#### Working data ####

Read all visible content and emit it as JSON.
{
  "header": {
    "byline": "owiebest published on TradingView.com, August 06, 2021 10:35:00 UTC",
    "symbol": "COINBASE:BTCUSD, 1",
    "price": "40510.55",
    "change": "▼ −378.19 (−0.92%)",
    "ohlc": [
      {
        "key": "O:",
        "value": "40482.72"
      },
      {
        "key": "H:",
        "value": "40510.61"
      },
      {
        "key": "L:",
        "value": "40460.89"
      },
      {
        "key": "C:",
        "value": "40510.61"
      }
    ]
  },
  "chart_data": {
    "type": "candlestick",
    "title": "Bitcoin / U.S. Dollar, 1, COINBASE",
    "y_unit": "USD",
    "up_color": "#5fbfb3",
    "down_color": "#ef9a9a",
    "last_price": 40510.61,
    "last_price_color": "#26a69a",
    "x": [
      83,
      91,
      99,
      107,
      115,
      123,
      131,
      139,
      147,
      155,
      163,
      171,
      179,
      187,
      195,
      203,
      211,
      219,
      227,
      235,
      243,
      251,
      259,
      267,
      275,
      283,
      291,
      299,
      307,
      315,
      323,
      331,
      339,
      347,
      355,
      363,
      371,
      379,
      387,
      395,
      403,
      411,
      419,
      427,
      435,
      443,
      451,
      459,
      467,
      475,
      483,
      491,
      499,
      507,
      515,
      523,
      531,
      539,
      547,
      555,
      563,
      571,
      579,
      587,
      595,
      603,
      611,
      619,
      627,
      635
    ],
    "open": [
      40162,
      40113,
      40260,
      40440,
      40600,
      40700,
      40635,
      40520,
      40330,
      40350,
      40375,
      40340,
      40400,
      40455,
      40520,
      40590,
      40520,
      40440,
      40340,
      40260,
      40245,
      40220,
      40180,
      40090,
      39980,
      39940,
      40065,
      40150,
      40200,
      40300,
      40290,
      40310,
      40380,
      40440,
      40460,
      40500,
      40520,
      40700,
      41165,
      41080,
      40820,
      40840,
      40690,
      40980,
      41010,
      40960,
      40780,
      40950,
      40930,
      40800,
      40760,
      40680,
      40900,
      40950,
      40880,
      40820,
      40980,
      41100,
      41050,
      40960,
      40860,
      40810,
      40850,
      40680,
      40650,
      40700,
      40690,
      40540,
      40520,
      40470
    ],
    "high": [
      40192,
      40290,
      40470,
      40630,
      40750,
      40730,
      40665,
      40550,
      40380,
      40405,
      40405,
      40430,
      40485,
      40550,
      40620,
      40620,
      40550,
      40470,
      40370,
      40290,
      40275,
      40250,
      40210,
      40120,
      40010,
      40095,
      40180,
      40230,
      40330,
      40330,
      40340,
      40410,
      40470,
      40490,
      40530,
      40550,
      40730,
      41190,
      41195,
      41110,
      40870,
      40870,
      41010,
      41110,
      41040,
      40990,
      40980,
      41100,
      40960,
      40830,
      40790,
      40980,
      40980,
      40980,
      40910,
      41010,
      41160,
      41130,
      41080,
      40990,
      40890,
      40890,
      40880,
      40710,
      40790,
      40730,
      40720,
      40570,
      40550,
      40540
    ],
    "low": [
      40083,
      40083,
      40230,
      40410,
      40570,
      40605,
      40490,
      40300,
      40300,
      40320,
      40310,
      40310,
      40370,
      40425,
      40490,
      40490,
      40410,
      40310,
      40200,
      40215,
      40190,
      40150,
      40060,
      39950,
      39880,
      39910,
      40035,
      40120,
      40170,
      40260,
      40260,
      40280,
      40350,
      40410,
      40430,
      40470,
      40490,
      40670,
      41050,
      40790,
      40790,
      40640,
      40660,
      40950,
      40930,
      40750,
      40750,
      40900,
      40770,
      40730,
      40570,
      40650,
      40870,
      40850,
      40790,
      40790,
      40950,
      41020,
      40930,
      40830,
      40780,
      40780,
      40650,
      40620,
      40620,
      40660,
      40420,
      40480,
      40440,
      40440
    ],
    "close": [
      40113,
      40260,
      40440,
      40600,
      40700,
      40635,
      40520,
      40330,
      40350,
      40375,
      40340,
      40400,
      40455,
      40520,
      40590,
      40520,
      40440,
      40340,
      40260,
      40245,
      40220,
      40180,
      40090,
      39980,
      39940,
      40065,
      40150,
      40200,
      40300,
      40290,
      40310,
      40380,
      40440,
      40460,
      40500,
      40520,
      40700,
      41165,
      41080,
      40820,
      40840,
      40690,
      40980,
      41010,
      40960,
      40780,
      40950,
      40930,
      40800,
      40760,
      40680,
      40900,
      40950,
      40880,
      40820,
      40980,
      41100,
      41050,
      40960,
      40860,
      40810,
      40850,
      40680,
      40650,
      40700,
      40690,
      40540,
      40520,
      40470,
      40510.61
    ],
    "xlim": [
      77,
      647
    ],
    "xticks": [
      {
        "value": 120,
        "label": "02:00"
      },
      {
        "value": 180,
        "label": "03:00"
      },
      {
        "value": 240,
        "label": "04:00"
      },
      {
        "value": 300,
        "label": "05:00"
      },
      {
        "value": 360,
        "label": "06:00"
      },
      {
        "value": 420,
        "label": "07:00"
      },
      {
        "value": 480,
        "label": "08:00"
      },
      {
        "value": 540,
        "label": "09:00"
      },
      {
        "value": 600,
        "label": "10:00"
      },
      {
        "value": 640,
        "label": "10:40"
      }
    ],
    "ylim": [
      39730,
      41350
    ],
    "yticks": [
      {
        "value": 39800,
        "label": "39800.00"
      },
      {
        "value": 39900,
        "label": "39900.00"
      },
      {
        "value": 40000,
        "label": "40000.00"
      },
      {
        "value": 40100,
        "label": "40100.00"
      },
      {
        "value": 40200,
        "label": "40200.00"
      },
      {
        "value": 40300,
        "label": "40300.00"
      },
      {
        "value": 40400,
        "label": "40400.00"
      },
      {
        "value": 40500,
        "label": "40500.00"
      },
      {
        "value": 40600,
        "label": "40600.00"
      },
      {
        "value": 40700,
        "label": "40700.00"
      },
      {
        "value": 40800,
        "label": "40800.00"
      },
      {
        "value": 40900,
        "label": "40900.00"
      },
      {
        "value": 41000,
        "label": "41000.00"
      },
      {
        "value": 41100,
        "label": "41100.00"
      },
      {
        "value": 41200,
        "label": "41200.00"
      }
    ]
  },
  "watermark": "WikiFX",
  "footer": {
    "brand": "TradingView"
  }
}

####

Reproduce each line of the entries in which the word "COINBASE" is found.

**Expected output**
    "symbol": "COINBASE:BTCUSD, 1",
    "title": "Bitcoin / U.S. Dollar, 1, COINBASE",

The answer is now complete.